## [Structured figure records]
__________
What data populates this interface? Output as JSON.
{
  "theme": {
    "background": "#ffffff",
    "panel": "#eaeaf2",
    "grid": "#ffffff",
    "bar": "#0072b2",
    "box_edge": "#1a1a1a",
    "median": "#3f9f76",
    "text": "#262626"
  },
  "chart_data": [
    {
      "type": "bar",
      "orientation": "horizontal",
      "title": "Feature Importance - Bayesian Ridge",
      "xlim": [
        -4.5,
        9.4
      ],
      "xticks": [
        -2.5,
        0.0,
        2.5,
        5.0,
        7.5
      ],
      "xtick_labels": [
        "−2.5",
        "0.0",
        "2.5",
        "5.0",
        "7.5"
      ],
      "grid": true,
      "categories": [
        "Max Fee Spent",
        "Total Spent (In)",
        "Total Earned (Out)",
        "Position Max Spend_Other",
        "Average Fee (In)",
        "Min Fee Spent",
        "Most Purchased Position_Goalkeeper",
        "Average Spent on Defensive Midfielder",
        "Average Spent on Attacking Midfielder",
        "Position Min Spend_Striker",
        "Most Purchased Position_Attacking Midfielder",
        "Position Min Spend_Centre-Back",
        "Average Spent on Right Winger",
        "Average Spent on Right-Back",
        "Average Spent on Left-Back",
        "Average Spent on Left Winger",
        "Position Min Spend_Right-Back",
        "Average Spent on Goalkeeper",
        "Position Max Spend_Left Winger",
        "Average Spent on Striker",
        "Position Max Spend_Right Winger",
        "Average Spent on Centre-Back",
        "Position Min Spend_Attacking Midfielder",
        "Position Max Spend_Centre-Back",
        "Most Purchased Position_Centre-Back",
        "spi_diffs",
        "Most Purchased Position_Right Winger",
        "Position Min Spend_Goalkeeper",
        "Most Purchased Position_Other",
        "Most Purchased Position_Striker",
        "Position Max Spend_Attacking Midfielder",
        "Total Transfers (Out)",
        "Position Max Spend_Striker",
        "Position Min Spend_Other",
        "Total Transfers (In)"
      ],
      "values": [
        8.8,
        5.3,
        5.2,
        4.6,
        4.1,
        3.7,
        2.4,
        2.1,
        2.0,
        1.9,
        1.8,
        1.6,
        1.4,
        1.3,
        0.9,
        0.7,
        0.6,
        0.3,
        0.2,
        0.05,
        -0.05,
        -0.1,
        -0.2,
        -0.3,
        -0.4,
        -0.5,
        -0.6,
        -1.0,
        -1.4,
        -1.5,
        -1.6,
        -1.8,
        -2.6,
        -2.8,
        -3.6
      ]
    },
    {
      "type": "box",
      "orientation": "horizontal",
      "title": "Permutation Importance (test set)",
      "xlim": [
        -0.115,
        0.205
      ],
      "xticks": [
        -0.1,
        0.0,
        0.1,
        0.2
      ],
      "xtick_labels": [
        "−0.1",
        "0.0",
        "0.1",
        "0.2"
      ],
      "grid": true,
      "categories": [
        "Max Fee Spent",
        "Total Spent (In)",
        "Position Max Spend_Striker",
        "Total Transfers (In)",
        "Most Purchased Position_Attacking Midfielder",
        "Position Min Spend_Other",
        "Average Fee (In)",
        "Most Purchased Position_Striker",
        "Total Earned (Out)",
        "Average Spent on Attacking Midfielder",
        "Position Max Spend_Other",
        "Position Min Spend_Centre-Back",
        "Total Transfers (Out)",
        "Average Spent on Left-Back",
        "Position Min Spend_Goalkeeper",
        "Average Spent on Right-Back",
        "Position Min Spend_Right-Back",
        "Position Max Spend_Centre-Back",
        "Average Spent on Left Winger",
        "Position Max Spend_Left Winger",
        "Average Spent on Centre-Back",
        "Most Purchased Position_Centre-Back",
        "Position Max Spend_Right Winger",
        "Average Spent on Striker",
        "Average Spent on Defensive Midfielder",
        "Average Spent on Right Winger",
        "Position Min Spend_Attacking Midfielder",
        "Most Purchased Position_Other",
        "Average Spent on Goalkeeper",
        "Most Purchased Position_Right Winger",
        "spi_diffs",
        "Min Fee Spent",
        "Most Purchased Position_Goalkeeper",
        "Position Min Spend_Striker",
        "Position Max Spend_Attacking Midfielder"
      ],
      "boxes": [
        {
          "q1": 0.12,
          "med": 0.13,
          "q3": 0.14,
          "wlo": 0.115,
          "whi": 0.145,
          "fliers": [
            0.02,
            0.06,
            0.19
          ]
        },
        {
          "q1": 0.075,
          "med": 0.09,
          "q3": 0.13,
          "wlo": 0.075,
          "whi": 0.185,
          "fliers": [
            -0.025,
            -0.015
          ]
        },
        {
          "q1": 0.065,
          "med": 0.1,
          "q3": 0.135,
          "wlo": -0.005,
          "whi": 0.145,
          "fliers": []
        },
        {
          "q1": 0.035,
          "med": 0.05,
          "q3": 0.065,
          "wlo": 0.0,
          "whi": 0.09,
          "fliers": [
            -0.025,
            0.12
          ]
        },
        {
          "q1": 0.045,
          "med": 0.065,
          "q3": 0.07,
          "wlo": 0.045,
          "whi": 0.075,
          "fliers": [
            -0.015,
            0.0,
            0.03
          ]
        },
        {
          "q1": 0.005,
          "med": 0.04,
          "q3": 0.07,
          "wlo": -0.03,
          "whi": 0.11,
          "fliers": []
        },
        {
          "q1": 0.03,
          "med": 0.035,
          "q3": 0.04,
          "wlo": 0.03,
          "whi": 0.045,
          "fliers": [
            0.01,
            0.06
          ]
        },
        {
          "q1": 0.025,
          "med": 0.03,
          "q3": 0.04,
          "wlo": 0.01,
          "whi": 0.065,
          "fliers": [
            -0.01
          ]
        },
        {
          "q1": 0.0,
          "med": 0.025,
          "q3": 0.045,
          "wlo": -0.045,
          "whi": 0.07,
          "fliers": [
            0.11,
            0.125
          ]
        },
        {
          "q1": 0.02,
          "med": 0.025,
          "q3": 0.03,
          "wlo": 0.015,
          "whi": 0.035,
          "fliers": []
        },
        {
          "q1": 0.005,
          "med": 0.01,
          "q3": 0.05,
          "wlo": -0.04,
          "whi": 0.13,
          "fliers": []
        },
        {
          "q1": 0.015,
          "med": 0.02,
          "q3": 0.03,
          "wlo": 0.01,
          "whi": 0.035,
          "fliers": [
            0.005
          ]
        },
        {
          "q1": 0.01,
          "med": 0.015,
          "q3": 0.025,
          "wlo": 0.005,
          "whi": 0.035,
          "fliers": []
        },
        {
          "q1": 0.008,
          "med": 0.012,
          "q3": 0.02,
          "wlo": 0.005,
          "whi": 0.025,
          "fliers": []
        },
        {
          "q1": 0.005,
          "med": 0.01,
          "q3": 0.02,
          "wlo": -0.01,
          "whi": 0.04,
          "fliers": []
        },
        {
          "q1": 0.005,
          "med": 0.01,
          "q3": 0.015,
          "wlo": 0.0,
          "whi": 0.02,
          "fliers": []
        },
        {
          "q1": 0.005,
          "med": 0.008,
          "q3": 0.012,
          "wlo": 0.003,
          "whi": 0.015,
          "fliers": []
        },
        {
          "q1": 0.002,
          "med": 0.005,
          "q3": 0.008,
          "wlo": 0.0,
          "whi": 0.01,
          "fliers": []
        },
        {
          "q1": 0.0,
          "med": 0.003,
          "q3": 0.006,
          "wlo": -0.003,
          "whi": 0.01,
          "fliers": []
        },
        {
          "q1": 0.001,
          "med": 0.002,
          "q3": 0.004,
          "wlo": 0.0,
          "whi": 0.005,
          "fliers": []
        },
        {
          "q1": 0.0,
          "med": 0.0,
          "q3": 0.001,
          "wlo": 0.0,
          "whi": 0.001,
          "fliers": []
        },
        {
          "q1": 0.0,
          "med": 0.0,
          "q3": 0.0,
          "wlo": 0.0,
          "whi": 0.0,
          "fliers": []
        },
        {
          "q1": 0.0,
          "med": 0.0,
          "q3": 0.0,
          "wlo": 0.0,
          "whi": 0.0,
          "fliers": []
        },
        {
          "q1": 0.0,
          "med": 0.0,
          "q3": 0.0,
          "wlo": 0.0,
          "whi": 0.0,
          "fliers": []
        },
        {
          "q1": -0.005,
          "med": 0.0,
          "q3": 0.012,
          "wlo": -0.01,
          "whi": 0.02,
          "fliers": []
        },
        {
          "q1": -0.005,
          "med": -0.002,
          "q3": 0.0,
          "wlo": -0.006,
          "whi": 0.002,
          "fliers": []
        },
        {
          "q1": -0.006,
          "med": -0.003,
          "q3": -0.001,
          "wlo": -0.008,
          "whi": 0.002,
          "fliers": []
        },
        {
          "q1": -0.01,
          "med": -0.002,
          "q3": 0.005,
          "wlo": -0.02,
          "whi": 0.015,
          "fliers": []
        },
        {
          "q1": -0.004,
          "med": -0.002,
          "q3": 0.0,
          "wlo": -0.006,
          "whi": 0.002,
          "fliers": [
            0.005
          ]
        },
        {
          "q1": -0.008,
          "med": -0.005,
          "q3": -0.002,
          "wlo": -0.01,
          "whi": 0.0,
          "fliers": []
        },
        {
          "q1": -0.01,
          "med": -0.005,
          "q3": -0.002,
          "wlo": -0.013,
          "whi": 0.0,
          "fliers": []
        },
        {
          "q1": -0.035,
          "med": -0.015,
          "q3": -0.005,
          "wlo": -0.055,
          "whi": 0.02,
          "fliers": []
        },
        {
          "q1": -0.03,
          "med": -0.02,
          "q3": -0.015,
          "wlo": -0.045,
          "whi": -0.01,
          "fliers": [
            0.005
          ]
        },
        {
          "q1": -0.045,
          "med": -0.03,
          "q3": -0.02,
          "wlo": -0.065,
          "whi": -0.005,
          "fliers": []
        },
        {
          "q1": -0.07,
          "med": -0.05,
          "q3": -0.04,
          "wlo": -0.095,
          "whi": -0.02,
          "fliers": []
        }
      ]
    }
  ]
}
__________
Your task is to pick out every line with the string "Transfers" and copy it.

        "Total Transfers (Out)",
        "Total Transfers (In)"
        "Total Transfers (In)",
        "Total Transfers (Out)",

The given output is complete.